### JOB
The entries below should be output exactly as written.

==== SUPPLIED MATERIAL ====

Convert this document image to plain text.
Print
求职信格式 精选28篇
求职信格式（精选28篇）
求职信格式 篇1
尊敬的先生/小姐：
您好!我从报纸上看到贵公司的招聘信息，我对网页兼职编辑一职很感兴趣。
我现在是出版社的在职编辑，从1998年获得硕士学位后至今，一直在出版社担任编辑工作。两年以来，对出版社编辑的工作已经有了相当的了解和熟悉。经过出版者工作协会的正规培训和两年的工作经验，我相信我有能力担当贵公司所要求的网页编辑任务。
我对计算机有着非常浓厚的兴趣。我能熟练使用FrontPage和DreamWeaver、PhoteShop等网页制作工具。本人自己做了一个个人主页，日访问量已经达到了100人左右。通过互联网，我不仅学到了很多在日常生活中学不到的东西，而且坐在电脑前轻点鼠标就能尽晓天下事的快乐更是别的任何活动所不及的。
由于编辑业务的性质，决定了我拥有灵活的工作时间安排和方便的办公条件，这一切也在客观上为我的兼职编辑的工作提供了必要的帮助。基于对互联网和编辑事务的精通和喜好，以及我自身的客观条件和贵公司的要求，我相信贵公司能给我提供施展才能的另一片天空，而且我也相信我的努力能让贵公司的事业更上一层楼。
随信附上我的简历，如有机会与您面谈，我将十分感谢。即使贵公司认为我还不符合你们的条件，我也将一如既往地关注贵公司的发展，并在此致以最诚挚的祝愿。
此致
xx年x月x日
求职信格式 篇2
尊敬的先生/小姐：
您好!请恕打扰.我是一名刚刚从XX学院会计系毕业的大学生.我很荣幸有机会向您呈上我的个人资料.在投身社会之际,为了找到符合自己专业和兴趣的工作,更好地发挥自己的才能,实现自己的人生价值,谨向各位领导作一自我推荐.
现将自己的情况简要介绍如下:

====

### THE SOLUTION
Convert this document image to plain text.
Print
求职信格式 精选28篇
求职信格式（精选28篇）
求职信格式 篇1
尊敬的先生/小姐：
您好!我从报纸上看到贵公司的招聘信息，我对网页兼职编辑一职很感兴趣。
我现在是出版社的在职编辑，从1998年获得硕士学位后至今，一直在出版社担任编辑工作。两年以来，对出版社编辑的工作已经有了相当的了解和熟悉。经过出版者工作协会的正规培训和两年的工作经验，我相信我有能力担当贵公司所要求的网页编辑任务。
我对计算机有着非常浓厚的兴趣。我能熟练使用FrontPage和DreamWeaver、PhoteShop等网页制作工具。本人自己做了一个个人主页，日访问量已经达到了100人左右。通过互联网，我不仅学到了很多在日常生活中学不到的东西，而且坐在电脑前轻点鼠标就能尽晓天下事的快乐更是别的任何活动所不及的。
由于编辑业务的性质，决定了我拥有灵活的工作时间安排和方便的办公条件，这一切也在客观上为我的兼职编辑的工作提供了必要的帮助。基于对互联网和编辑事务的精通和喜好，以及我自身的客观条件和贵公司的要求，我相信贵公司能给我提供施展才能的另一片天空，而且我也相信我的努力能让贵公司的事业更上一层楼。
随信附上我的简历，如有机会与您面谈，我将十分感谢。即使贵公司认为我还不符合你们的条件，我也将一如既往地关注贵公司的发展，并在此致以最诚挚的祝愿。
此致
xx年x月x日
求职信格式 篇2
尊敬的先生/小姐：
您好!请恕打扰.我是一名刚刚从XX学院会计系毕业的大学生.我很荣幸有机会向您呈上我的个人资料.在投身社会之际,为了找到符合自己专业和兴趣的工作,更好地发挥自己的才能,实现自己的人生价值,谨向各位领导作一自我推荐.
现将自己的情况简要介绍如下:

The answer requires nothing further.